REQUIREMENT
Scan the listing that follows and report how many lines contain "structured". Write the number alone.

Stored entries

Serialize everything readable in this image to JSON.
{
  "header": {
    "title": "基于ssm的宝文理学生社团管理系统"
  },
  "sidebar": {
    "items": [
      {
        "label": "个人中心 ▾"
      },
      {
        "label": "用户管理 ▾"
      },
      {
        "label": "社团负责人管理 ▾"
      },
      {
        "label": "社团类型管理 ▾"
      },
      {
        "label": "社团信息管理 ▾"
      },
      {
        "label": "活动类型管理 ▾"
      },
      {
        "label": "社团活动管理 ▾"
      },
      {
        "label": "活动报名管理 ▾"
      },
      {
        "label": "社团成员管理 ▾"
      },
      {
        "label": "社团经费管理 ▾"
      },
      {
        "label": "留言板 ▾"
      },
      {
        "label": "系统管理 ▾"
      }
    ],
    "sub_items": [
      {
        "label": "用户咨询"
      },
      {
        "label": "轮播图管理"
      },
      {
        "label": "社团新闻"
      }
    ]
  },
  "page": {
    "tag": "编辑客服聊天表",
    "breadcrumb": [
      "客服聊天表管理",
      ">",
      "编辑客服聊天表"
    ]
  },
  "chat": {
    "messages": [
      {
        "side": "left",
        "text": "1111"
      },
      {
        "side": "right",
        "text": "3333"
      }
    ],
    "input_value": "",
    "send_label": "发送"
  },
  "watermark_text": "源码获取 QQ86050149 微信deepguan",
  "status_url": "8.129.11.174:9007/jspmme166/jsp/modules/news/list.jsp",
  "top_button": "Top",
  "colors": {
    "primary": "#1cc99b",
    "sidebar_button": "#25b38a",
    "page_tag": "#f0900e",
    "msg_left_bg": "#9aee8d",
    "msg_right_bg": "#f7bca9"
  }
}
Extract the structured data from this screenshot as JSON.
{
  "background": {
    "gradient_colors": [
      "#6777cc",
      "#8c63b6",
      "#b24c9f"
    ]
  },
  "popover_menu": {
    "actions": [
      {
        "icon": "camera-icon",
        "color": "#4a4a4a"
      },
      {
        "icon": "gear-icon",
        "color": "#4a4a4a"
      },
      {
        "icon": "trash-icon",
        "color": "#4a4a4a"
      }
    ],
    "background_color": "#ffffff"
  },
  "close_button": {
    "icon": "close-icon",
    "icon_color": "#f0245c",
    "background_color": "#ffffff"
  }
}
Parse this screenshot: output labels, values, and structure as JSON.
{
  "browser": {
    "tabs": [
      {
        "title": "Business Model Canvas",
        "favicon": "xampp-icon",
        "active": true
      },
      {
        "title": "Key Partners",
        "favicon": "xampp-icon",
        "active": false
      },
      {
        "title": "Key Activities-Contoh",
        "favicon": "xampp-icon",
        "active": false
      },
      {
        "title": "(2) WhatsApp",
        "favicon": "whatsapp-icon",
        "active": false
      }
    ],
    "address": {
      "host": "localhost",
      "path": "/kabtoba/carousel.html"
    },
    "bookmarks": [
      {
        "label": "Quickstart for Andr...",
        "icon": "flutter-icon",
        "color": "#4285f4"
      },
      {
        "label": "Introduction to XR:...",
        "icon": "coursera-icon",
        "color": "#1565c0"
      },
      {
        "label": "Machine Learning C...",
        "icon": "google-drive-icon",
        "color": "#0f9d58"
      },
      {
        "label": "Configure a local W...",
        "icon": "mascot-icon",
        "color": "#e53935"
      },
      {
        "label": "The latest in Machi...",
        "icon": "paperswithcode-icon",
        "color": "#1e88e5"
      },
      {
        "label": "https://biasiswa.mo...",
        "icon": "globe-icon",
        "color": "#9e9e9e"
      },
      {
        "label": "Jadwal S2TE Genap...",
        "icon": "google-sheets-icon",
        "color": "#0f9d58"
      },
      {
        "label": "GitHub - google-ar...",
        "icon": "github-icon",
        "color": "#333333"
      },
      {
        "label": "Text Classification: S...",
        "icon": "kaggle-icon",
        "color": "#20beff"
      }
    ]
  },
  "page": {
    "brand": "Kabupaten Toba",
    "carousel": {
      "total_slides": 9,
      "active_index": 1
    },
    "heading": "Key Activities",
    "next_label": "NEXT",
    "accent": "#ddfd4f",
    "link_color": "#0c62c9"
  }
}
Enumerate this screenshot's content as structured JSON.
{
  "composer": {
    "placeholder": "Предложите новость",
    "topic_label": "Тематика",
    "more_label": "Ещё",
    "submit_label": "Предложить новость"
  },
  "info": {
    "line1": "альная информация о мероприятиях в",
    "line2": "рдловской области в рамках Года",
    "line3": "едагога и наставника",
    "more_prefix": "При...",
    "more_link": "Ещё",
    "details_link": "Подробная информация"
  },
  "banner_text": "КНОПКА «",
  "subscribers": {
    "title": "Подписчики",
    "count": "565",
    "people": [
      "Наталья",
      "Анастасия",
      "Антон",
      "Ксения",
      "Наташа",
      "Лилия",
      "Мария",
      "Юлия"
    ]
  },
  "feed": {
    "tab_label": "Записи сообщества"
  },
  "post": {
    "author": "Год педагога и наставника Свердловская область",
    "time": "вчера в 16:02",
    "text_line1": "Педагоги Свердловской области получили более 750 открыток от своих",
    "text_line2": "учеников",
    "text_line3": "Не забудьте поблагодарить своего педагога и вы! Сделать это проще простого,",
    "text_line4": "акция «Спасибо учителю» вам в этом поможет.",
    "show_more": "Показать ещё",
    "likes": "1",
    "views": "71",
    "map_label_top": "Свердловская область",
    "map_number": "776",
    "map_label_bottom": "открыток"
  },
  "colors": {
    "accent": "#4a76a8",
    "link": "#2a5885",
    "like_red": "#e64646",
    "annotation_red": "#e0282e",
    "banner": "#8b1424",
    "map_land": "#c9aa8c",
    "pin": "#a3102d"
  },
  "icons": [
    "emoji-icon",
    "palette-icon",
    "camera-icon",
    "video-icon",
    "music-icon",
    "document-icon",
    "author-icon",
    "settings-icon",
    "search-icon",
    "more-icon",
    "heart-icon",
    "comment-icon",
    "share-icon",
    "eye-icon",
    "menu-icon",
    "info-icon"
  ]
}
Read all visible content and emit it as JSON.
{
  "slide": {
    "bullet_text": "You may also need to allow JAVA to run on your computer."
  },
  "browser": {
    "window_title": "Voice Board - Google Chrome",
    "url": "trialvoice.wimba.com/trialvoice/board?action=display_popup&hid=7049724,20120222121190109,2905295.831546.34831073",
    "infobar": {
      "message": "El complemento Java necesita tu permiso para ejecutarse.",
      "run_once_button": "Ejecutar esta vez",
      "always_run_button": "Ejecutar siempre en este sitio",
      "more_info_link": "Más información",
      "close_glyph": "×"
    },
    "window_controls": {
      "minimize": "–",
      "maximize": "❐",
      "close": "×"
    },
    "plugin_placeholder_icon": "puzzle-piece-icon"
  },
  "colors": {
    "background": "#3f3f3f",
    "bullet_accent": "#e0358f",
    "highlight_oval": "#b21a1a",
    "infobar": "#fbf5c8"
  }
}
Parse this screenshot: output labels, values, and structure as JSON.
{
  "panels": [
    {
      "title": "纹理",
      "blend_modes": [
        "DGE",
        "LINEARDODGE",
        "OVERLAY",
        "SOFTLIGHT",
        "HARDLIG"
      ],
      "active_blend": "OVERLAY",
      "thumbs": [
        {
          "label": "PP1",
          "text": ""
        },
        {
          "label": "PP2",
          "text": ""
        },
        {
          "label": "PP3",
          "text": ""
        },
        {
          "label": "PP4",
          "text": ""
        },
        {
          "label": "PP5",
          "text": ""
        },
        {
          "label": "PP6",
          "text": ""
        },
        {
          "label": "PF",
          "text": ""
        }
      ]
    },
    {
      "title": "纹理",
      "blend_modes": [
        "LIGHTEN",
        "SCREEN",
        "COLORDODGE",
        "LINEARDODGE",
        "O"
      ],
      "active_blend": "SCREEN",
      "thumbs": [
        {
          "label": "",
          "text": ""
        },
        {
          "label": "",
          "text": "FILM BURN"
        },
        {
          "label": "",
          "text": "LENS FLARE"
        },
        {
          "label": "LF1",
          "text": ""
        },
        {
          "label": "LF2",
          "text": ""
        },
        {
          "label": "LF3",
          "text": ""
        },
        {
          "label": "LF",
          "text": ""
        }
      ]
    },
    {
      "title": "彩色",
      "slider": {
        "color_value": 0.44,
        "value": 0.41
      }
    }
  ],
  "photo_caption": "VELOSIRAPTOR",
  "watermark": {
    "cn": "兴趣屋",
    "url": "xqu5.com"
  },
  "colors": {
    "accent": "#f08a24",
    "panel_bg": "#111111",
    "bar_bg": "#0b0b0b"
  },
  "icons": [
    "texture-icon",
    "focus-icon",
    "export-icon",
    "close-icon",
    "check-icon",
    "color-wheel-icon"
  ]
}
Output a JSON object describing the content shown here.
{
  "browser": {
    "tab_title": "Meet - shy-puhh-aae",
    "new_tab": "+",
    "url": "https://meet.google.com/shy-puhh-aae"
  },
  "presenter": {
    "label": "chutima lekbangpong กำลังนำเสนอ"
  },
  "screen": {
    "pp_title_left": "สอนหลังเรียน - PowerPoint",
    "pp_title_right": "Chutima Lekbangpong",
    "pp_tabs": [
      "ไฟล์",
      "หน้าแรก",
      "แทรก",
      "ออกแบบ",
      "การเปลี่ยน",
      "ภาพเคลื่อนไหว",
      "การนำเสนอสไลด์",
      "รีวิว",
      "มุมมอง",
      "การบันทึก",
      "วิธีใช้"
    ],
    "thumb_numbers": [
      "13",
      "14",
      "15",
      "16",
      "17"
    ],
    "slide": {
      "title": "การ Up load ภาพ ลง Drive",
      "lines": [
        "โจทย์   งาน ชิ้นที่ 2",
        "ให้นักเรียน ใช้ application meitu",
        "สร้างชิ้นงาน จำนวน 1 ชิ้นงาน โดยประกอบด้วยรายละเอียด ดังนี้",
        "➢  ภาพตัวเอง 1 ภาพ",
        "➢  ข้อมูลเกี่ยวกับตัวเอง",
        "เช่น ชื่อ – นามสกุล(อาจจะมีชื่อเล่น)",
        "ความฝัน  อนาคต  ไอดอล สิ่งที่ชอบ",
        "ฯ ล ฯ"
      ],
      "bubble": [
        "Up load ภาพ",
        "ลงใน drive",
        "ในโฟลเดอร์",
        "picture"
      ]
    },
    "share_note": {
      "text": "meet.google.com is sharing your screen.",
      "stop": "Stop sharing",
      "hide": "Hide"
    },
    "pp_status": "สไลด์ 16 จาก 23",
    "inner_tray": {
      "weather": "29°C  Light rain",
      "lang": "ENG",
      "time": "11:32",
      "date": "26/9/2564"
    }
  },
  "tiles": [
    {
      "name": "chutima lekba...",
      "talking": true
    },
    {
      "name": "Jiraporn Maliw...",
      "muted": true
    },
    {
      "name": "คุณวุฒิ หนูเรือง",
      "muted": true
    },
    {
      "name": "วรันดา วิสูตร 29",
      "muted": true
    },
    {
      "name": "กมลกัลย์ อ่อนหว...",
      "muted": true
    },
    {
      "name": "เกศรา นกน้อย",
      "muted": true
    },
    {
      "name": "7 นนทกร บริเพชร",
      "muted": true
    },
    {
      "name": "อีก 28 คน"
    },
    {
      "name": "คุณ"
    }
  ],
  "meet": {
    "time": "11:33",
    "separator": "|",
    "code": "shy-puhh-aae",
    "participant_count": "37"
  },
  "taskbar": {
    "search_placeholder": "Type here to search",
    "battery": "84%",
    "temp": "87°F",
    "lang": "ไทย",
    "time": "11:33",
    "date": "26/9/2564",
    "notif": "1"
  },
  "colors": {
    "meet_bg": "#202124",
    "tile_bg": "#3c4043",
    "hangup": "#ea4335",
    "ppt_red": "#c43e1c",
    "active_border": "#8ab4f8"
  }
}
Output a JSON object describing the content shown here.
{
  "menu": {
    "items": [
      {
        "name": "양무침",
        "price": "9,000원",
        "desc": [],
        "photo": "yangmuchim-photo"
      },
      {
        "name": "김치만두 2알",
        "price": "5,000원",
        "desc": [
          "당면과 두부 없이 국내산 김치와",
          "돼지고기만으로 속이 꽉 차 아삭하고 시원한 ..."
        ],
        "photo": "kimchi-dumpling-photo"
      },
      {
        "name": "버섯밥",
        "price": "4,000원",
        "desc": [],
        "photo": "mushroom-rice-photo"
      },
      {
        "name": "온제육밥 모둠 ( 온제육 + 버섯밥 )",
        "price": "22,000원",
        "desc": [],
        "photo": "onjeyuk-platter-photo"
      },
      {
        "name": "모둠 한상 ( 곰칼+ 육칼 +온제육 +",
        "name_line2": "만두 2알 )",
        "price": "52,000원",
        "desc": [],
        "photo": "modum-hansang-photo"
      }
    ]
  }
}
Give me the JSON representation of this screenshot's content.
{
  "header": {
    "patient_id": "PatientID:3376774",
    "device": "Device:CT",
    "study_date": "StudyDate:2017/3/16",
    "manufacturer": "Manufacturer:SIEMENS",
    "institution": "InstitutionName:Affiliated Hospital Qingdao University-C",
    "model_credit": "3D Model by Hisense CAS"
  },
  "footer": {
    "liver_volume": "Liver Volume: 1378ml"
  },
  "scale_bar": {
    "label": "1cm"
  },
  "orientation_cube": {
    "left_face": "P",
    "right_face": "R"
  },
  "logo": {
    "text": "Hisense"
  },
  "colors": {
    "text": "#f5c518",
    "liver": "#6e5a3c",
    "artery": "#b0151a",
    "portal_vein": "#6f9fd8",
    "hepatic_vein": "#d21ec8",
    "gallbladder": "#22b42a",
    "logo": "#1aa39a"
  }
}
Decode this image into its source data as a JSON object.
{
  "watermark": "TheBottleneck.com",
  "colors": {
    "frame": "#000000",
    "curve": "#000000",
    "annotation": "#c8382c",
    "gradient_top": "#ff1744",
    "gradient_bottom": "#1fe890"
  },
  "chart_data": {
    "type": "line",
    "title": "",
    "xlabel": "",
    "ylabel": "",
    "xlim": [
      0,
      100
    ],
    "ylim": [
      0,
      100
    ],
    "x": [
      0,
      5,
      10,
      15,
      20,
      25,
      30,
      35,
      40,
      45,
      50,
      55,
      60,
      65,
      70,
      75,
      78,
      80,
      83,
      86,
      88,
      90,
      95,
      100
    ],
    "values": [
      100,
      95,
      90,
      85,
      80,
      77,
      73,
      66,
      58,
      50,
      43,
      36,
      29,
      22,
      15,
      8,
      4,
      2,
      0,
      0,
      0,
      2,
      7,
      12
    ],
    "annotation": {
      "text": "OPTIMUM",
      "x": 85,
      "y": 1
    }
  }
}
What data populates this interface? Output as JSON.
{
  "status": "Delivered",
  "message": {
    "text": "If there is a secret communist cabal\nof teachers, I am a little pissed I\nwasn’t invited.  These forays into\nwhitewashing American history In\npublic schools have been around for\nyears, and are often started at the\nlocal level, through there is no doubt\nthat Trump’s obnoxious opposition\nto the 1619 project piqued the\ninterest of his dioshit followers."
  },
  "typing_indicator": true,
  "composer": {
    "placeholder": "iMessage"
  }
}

SOLUTION
2